■ **Task inputs**
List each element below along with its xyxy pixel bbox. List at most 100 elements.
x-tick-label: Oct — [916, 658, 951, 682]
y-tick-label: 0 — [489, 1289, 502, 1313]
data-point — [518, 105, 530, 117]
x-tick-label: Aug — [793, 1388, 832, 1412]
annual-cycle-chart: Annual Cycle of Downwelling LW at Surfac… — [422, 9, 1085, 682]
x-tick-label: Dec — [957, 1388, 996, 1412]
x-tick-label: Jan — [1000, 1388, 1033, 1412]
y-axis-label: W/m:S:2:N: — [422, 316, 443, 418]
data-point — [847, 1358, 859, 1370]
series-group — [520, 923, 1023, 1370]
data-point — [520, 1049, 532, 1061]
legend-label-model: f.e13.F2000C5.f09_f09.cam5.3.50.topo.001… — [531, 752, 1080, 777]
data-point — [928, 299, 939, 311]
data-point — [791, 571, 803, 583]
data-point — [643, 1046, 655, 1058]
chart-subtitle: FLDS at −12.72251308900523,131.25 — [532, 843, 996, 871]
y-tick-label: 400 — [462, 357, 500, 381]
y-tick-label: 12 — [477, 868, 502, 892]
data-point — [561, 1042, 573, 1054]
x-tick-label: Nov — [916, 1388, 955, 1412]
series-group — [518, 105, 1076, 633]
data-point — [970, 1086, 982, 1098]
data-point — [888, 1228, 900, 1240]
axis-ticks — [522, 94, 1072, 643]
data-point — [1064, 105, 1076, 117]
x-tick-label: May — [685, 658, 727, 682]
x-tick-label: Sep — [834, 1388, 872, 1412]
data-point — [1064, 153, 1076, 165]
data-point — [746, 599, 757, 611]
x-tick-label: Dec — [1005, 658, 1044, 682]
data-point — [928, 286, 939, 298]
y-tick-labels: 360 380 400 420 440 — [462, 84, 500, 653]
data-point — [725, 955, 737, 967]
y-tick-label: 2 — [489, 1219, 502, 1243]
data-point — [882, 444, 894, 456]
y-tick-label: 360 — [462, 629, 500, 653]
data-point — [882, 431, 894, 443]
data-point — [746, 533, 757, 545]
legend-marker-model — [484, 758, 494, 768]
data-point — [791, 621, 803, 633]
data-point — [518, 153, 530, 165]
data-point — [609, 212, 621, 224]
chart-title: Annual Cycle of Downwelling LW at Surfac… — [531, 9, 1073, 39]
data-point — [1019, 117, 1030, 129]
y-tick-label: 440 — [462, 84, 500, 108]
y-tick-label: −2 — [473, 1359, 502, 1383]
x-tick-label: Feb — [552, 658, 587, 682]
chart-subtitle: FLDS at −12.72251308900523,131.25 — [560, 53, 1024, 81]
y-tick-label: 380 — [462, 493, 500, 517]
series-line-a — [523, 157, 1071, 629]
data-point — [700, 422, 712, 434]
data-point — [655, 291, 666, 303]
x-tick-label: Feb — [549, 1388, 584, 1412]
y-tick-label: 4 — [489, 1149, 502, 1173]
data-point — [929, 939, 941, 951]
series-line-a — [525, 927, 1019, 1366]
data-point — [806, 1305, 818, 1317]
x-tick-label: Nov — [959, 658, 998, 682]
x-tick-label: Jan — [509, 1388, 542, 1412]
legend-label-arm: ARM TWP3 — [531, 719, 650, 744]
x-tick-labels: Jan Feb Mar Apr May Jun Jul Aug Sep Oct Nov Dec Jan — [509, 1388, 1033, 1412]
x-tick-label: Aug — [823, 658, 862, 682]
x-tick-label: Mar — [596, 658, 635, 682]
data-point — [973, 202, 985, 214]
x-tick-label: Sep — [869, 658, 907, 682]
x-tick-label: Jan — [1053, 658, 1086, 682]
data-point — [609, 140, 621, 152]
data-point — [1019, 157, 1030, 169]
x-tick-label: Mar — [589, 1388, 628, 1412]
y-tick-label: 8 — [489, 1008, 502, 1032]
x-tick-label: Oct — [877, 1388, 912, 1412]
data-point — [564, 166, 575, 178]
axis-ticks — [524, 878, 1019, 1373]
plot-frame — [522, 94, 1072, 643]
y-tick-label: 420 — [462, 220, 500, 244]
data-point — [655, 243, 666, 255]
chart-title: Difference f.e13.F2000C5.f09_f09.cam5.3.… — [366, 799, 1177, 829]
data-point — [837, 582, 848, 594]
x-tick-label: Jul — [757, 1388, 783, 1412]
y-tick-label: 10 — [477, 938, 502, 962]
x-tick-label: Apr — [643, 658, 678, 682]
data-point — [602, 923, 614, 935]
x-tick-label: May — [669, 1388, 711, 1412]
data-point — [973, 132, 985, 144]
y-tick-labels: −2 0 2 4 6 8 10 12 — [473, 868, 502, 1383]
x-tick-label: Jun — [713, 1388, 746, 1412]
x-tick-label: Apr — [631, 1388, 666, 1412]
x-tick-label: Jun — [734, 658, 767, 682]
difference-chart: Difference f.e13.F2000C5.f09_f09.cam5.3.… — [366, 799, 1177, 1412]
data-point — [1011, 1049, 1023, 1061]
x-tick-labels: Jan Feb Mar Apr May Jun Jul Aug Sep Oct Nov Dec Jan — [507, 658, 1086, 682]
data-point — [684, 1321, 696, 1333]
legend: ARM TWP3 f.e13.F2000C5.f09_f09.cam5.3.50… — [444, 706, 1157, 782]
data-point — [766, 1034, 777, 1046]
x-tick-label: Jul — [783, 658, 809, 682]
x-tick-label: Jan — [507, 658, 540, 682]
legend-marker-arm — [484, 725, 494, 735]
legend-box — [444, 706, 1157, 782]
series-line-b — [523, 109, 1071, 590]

■ **What the task asks**
Can you repeat the data above with every "data-point" replaced by "plot-point" and everything else left unchanged?

■ **Answer**
List each element below along with its xyxy pixel bbox. List at most 100 elements.
x-tick-label: Oct — [916, 658, 951, 682]
y-tick-label: 0 — [489, 1289, 502, 1313]
plot-point — [518, 105, 530, 117]
x-tick-label: Aug — [793, 1388, 832, 1412]
annual-cycle-chart: Annual Cycle of Downwelling LW at Surfac… — [422, 9, 1085, 682]
x-tick-label: Dec — [957, 1388, 996, 1412]
x-tick-label: Jan — [1000, 1388, 1033, 1412]
y-axis-label: W/m:S:2:N: — [422, 316, 443, 418]
plot-point — [847, 1358, 859, 1370]
series-group — [520, 923, 1023, 1370]
plot-point — [520, 1049, 532, 1061]
legend-label-model: f.e13.F2000C5.f09_f09.cam5.3.50.topo.001… — [531, 752, 1080, 777]
plot-point — [928, 299, 939, 311]
plot-point — [791, 571, 803, 583]
plot-point — [643, 1046, 655, 1058]
chart-subtitle: FLDS at −12.72251308900523,131.25 — [532, 843, 996, 871]
y-tick-label: 400 — [462, 357, 500, 381]
y-tick-label: 12 — [477, 868, 502, 892]
plot-point — [561, 1042, 573, 1054]
x-tick-label: Nov — [916, 1388, 955, 1412]
series-group — [518, 105, 1076, 633]
plot-point — [970, 1086, 982, 1098]
plot-point — [888, 1228, 900, 1240]
axis-ticks — [522, 94, 1072, 643]
plot-point — [1064, 105, 1076, 117]
x-tick-label: May — [685, 658, 727, 682]
x-tick-label: Sep — [834, 1388, 872, 1412]
plot-point — [1064, 153, 1076, 165]
plot-point — [746, 599, 757, 611]
x-tick-label: Dec — [1005, 658, 1044, 682]
plot-point — [928, 286, 939, 298]
y-tick-labels: 360 380 400 420 440 — [462, 84, 500, 653]
plot-point — [725, 955, 737, 967]
y-tick-label: 2 — [489, 1219, 502, 1243]
plot-point — [882, 444, 894, 456]
y-tick-label: 360 — [462, 629, 500, 653]
plot-point — [882, 431, 894, 443]
plot-point — [746, 533, 757, 545]
legend-marker-model — [484, 758, 494, 768]
plot-point — [791, 621, 803, 633]
plot-point — [518, 153, 530, 165]
plot-point — [609, 212, 621, 224]
chart-title: Annual Cycle of Downwelling LW at Surfac… — [531, 9, 1073, 39]
plot-point — [1019, 117, 1030, 129]
y-tick-label: 440 — [462, 84, 500, 108]
y-tick-label: −2 — [473, 1359, 502, 1383]
x-tick-label: Feb — [552, 658, 587, 682]
chart-subtitle: FLDS at −12.72251308900523,131.25 — [560, 53, 1024, 81]
y-tick-label: 380 — [462, 493, 500, 517]
series-line-a — [523, 157, 1071, 629]
plot-point — [700, 422, 712, 434]
plot-point — [655, 291, 666, 303]
x-tick-label: Feb — [549, 1388, 584, 1412]
y-tick-label: 4 — [489, 1149, 502, 1173]
plot-point — [929, 939, 941, 951]
series-line-a — [525, 927, 1019, 1366]
plot-point — [806, 1305, 818, 1317]
x-tick-label: Nov — [959, 658, 998, 682]
x-tick-label: Jan — [509, 1388, 542, 1412]
legend-label-arm: ARM TWP3 — [531, 719, 650, 744]
x-tick-labels: Jan Feb Mar Apr May Jun Jul Aug Sep Oct Nov Dec Jan — [509, 1388, 1033, 1412]
x-tick-label: Aug — [823, 658, 862, 682]
x-tick-label: Mar — [596, 658, 635, 682]
plot-point — [973, 202, 985, 214]
x-tick-label: Sep — [869, 658, 907, 682]
x-tick-label: Jan — [1053, 658, 1086, 682]
plot-point — [609, 140, 621, 152]
plot-point — [1019, 157, 1030, 169]
x-tick-label: Mar — [589, 1388, 628, 1412]
y-tick-label: 8 — [489, 1008, 502, 1032]
x-tick-label: Oct — [877, 1388, 912, 1412]
plot-point — [564, 166, 575, 178]
axis-ticks — [524, 878, 1019, 1373]
plot-frame — [522, 94, 1072, 643]
y-tick-label: 420 — [462, 220, 500, 244]
plot-point — [655, 243, 666, 255]
chart-title: Difference f.e13.F2000C5.f09_f09.cam5.3.… — [366, 799, 1177, 829]
plot-point — [837, 582, 848, 594]
x-tick-label: Jul — [757, 1388, 783, 1412]
y-tick-label: 10 — [477, 938, 502, 962]
x-tick-label: Apr — [643, 658, 678, 682]
plot-point — [602, 923, 614, 935]
x-tick-label: May — [669, 1388, 711, 1412]
plot-point — [973, 132, 985, 144]
y-tick-labels: −2 0 2 4 6 8 10 12 — [473, 868, 502, 1383]
x-tick-label: Jun — [713, 1388, 746, 1412]
x-tick-label: Apr — [631, 1388, 666, 1412]
x-tick-label: Jun — [734, 658, 767, 682]
difference-chart: Difference f.e13.F2000C5.f09_f09.cam5.3.… — [366, 799, 1177, 1412]
plot-point — [1011, 1049, 1023, 1061]
x-tick-labels: Jan Feb Mar Apr May Jun Jul Aug Sep Oct Nov Dec Jan — [507, 658, 1086, 682]
plot-point — [684, 1321, 696, 1333]
legend: ARM TWP3 f.e13.F2000C5.f09_f09.cam5.3.50… — [444, 706, 1157, 782]
plot-point — [766, 1034, 777, 1046]
x-tick-label: Jul — [783, 658, 809, 682]
x-tick-label: Jan — [507, 658, 540, 682]
legend-marker-arm — [484, 725, 494, 735]
legend-box — [444, 706, 1157, 782]
series-line-b — [523, 109, 1071, 590]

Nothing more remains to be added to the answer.